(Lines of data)

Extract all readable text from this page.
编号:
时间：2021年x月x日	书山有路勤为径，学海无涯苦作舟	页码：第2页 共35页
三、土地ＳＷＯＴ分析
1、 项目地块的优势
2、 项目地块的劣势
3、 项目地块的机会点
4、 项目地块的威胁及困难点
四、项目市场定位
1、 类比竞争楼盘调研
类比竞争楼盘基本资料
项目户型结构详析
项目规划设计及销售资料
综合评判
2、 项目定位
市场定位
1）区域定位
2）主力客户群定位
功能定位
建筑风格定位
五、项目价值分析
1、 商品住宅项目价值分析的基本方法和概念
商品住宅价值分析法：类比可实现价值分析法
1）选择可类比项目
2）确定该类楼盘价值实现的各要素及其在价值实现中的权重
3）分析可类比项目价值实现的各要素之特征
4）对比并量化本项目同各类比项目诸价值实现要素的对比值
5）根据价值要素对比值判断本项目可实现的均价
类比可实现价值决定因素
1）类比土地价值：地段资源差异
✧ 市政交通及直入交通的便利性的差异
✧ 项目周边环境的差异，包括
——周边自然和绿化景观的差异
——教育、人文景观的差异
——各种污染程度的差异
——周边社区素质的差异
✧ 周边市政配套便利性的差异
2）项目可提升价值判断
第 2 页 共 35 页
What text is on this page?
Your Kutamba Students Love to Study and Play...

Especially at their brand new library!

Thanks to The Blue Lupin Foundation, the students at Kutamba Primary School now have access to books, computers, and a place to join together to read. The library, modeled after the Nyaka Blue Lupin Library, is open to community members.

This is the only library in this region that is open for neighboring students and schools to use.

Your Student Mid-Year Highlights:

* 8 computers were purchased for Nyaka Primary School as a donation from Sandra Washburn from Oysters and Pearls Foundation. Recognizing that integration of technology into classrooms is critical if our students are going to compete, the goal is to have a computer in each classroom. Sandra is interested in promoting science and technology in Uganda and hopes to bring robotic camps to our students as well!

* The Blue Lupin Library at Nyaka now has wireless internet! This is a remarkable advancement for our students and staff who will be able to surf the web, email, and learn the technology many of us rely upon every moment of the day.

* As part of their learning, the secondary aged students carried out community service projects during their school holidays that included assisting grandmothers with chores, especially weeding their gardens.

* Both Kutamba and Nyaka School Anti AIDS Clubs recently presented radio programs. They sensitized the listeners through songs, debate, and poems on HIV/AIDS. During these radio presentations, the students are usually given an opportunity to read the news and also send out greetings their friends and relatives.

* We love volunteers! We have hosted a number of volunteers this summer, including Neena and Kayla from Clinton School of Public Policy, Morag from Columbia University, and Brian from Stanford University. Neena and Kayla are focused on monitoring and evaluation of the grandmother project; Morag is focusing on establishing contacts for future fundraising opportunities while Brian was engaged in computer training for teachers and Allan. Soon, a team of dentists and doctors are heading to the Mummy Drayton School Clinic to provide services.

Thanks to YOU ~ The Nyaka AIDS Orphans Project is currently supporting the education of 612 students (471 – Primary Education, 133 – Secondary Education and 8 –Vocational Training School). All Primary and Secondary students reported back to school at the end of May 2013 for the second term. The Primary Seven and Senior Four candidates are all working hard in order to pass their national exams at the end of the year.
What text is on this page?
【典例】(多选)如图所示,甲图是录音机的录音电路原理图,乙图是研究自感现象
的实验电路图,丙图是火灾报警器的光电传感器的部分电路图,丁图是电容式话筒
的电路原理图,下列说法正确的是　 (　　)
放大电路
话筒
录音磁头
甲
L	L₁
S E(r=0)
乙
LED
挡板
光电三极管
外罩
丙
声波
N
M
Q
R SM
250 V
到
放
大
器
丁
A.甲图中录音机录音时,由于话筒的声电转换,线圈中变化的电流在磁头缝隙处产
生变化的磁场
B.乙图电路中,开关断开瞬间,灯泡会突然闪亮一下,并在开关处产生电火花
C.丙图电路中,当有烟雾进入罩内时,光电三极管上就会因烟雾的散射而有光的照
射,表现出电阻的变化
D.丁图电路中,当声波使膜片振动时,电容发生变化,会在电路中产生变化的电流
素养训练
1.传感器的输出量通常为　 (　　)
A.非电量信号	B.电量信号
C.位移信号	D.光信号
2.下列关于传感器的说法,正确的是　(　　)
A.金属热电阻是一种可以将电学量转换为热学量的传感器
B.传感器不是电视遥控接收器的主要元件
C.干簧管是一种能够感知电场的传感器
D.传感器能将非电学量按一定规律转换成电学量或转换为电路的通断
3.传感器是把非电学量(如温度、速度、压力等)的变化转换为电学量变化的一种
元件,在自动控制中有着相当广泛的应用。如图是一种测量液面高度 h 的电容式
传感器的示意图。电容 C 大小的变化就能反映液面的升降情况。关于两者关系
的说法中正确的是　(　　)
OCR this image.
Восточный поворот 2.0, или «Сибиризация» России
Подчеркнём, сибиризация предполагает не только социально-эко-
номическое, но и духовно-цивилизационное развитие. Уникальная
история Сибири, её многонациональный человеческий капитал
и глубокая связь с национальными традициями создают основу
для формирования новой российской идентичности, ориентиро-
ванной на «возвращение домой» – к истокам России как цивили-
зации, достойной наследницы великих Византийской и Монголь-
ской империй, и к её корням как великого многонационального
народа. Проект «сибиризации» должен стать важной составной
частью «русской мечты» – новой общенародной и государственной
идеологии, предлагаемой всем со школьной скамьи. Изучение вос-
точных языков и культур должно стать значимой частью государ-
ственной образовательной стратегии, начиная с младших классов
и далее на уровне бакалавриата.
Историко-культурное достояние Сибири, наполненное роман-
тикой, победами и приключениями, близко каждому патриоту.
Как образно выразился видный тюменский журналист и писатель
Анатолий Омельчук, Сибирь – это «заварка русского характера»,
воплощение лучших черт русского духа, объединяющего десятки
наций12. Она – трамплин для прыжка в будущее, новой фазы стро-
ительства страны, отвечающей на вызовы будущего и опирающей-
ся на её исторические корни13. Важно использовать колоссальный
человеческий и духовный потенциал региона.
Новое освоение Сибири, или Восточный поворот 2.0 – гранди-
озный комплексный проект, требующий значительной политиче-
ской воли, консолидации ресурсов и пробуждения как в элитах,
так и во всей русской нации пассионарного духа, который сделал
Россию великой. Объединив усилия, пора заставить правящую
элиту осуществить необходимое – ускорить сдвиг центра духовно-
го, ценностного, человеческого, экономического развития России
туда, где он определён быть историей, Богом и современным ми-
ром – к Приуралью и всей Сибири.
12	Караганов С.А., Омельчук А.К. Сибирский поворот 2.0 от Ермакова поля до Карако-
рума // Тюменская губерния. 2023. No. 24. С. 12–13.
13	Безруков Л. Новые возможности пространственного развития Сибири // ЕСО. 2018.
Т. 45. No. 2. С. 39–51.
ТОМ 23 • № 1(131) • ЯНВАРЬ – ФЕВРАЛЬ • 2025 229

▶ EXERCISE DETAILS: Reproduce the listing above verbatim, from first line to last.

▶ RESPONSE BELOW:
Extract all readable text from this page.
编号:
时间：2021年x月x日	书山有路勤为径，学海无涯苦作舟	页码：第2页 共35页
三、土地ＳＷＯＴ分析
1、 项目地块的优势
2、 项目地块的劣势
3、 项目地块的机会点
4、 项目地块的威胁及困难点
四、项目市场定位
1、 类比竞争楼盘调研
类比竞争楼盘基本资料
项目户型结构详析
项目规划设计及销售资料
综合评判
2、 项目定位
市场定位
1）区域定位
2）主力客户群定位
功能定位
建筑风格定位
五、项目价值分析
1、 商品住宅项目价值分析的基本方法和概念
商品住宅价值分析法：类比可实现价值分析法
1）选择可类比项目
2）确定该类楼盘价值实现的各要素及其在价值实现中的权重
3）分析可类比项目价值实现的各要素之特征
4）对比并量化本项目同各类比项目诸价值实现要素的对比值
5）根据价值要素对比值判断本项目可实现的均价
类比可实现价值决定因素
1）类比土地价值：地段资源差异
✧ 市政交通及直入交通的便利性的差异
✧ 项目周边环境的差异，包括
——周边自然和绿化景观的差异
——教育、人文景观的差异
——各种污染程度的差异
——周边社区素质的差异
✧ 周边市政配套便利性的差异
2）项目可提升价值判断
第 2 页 共 35 页
What text is on this page?
Your Kutamba Students Love to Study and Play...

Especially at their brand new library!

Thanks to The Blue Lupin Foundation, the students at Kutamba Primary School now have access to books, computers, and a place to join together to read. The library, modeled after the Nyaka Blue Lupin Library, is open to community members.

This is the only library in this region that is open for neighboring students and schools to use.

Your Student Mid-Year Highlights:

* 8 computers were purchased for Nyaka Primary School as a donation from Sandra Washburn from Oysters and Pearls Foundation. Recognizing that integration of technology into classrooms is critical if our students are going to compete, the goal is to have a computer in each classroom. Sandra is interested in promoting science and technology in Uganda and hopes to bring robotic camps to our students as well!

* The Blue Lupin Library at Nyaka now has wireless internet! This is a remarkable advancement for our students and staff who will be able to surf the web, email, and learn the technology many of us rely upon every moment of the day.

* As part of their learning, the secondary aged students carried out community service projects during their school holidays that included assisting grandmothers with chores, especially weeding their gardens.

* Both Kutamba and Nyaka School Anti AIDS Clubs recently presented radio programs. They sensitized the listeners through songs, debate, and poems on HIV/AIDS. During these radio presentations, the students are usually given an opportunity to read the news and also send out greetings their friends and relatives.

* We love volunteers! We have hosted a number of volunteers this summer, including Neena and Kayla from Clinton School of Public Policy, Morag from Columbia University, and Brian from Stanford University. Neena and Kayla are focused on monitoring and evaluation of the grandmother project; Morag is focusing on establishing contacts for future fundraising opportunities while Brian was engaged in computer training for teachers and Allan. Soon, a team of dentists and doctors are heading to the Mummy Drayton School Clinic to provide services.

Thanks to YOU ~ The Nyaka AIDS Orphans Project is currently supporting the education of 612 students (471 – Primary Education, 133 – Secondary Education and 8 –Vocational Training School). All Primary and Secondary students reported back to school at the end of May 2013 for the second term. The Primary Seven and Senior Four candidates are all working hard in order to pass their national exams at the end of the year.
What text is on this page?
【典例】(多选)如图所示,甲图是录音机的录音电路原理图,乙图是研究自感现象
的实验电路图,丙图是火灾报警器的光电传感器的部分电路图,丁图是电容式话筒
的电路原理图,下列说法正确的是　 (　　)
放大电路
话筒
录音磁头
甲
L	L₁
S E(r=0)
乙
LED
挡板
光电三极管
外罩
丙
声波
N
M
Q
R SM
250 V
到
放
大
器
丁
A.甲图中录音机录音时,由于话筒的声电转换,线圈中变化的电流在磁头缝隙处产
生变化的磁场
B.乙图电路中,开关断开瞬间,灯泡会突然闪亮一下,并在开关处产生电火花
C.丙图电路中,当有烟雾进入罩内时,光电三极管上就会因烟雾的散射而有光的照
射,表现出电阻的变化
D.丁图电路中,当声波使膜片振动时,电容发生变化,会在电路中产生变化的电流
素养训练
1.传感器的输出量通常为　 (　　)
A.非电量信号	B.电量信号
C.位移信号	D.光信号
2.下列关于传感器的说法,正确的是　(　　)
A.金属热电阻是一种可以将电学量转换为热学量的传感器
B.传感器不是电视遥控接收器的主要元件
C.干簧管是一种能够感知电场的传感器
D.传感器能将非电学量按一定规律转换成电学量或转换为电路的通断
3.传感器是把非电学量(如温度、速度、压力等)的变化转换为电学量变化的一种
元件,在自动控制中有着相当广泛的应用。如图是一种测量液面高度 h 的电容式
传感器的示意图。电容 C 大小的变化就能反映液面的升降情况。关于两者关系
的说法中正确的是　(　　)
OCR this image.
Восточный поворот 2.0, или «Сибиризация» России
Подчеркнём, сибиризация предполагает не только социально-эко-
номическое, но и духовно-цивилизационное развитие. Уникальная
история Сибири, её многонациональный человеческий капитал
и глубокая связь с национальными традициями создают основу
для формирования новой российской идентичности, ориентиро-
ванной на «возвращение домой» – к истокам России как цивили-
зации, достойной наследницы великих Византийской и Монголь-
ской империй, и к её корням как великого многонационального
народа. Проект «сибиризации» должен стать важной составной
частью «русской мечты» – новой общенародной и государственной
идеологии, предлагаемой всем со школьной скамьи. Изучение вос-
точных языков и культур должно стать значимой частью государ-
ственной образовательной стратегии, начиная с младших классов
и далее на уровне бакалавриата.
Историко-культурное достояние Сибири, наполненное роман-
тикой, победами и приключениями, близко каждому патриоту.
Как образно выразился видный тюменский журналист и писатель
Анатолий Омельчук, Сибирь – это «заварка русского характера»,
воплощение лучших черт русского духа, объединяющего десятки
наций12. Она – трамплин для прыжка в будущее, новой фазы стро-
ительства страны, отвечающей на вызовы будущего и опирающей-
ся на её исторические корни13. Важно использовать колоссальный
человеческий и духовный потенциал региона.
Новое освоение Сибири, или Восточный поворот 2.0 – гранди-
озный комплексный проект, требующий значительной политиче-
ской воли, консолидации ресурсов и пробуждения как в элитах,
так и во всей русской нации пассионарного духа, который сделал
Россию великой. Объединив усилия, пора заставить правящую
элиту осуществить необходимое – ускорить сдвиг центра духовно-
го, ценностного, человеческого, экономического развития России
туда, где он определён быть историей, Богом и современным ми-
ром – к Приуралью и всей Сибири.
12	Караганов С.А., Омельчук А.К. Сибирский поворот 2.0 от Ермакова поля до Карако-
рума // Тюменская губерния. 2023. No. 24. С. 12–13.
13	Безруков Л. Новые возможности пространственного развития Сибири // ЕСО. 2018.
Т. 45. No. 2. С. 39–51.
ТОМ 23 • № 1(131) • ЯНВАРЬ – ФЕВРАЛЬ • 2025 229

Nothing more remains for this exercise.